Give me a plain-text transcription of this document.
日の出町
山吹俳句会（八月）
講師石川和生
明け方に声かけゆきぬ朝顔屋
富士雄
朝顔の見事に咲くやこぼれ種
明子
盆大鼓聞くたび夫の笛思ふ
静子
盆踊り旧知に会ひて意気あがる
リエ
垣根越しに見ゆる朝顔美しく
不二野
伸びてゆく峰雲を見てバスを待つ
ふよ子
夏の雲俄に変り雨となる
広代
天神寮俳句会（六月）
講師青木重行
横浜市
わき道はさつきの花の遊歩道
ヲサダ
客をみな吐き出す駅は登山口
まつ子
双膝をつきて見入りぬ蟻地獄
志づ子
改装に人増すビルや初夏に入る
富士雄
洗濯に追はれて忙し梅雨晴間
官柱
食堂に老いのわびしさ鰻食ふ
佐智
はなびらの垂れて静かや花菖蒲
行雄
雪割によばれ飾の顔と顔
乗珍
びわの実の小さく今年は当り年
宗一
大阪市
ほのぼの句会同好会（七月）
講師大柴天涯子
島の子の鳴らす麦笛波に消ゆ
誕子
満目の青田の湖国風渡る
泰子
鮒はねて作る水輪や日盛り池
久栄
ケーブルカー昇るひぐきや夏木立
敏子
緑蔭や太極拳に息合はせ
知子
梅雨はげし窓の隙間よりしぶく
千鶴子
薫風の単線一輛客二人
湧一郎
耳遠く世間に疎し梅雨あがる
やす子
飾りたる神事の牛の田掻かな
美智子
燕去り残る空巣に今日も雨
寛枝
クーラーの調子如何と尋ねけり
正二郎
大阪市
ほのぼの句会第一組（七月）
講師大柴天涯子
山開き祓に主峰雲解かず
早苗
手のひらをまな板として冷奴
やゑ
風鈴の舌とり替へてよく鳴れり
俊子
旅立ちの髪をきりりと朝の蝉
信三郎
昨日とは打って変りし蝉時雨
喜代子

:::::

### The task
Return all of the data precisely as it appears.

### Task response
Give me a plain-text transcription of this document.
日の出町
山吹俳句会（八月）
講師石川和生
明け方に声かけゆきぬ朝顔屋
富士雄
朝顔の見事に咲くやこぼれ種
明子
盆大鼓聞くたび夫の笛思ふ
静子
盆踊り旧知に会ひて意気あがる
リエ
垣根越しに見ゆる朝顔美しく
不二野
伸びてゆく峰雲を見てバスを待つ
ふよ子
夏の雲俄に変り雨となる
広代
天神寮俳句会（六月）
講師青木重行
横浜市
わき道はさつきの花の遊歩道
ヲサダ
客をみな吐き出す駅は登山口
まつ子
双膝をつきて見入りぬ蟻地獄
志づ子
改装に人増すビルや初夏に入る
富士雄
洗濯に追はれて忙し梅雨晴間
官柱
食堂に老いのわびしさ鰻食ふ
佐智
はなびらの垂れて静かや花菖蒲
行雄
雪割によばれ飾の顔と顔
乗珍
びわの実の小さく今年は当り年
宗一
大阪市
ほのぼの句会同好会（七月）
講師大柴天涯子
島の子の鳴らす麦笛波に消ゆ
誕子
満目の青田の湖国風渡る
泰子
鮒はねて作る水輪や日盛り池
久栄
ケーブルカー昇るひぐきや夏木立
敏子
緑蔭や太極拳に息合はせ
知子
梅雨はげし窓の隙間よりしぶく
千鶴子
薫風の単線一輛客二人
湧一郎
耳遠く世間に疎し梅雨あがる
やす子
飾りたる神事の牛の田掻かな
美智子
燕去り残る空巣に今日も雨
寛枝
クーラーの調子如何と尋ねけり
正二郎
大阪市
ほのぼの句会第一組（七月）
講師大柴天涯子
山開き祓に主峰雲解かず
早苗
手のひらをまな板として冷奴
やゑ
風鈴の舌とり替へてよく鳴れり
俊子
旅立ちの髪をきりりと朝の蝉
信三郎
昨日とは打って変りし蝉時雨
喜代子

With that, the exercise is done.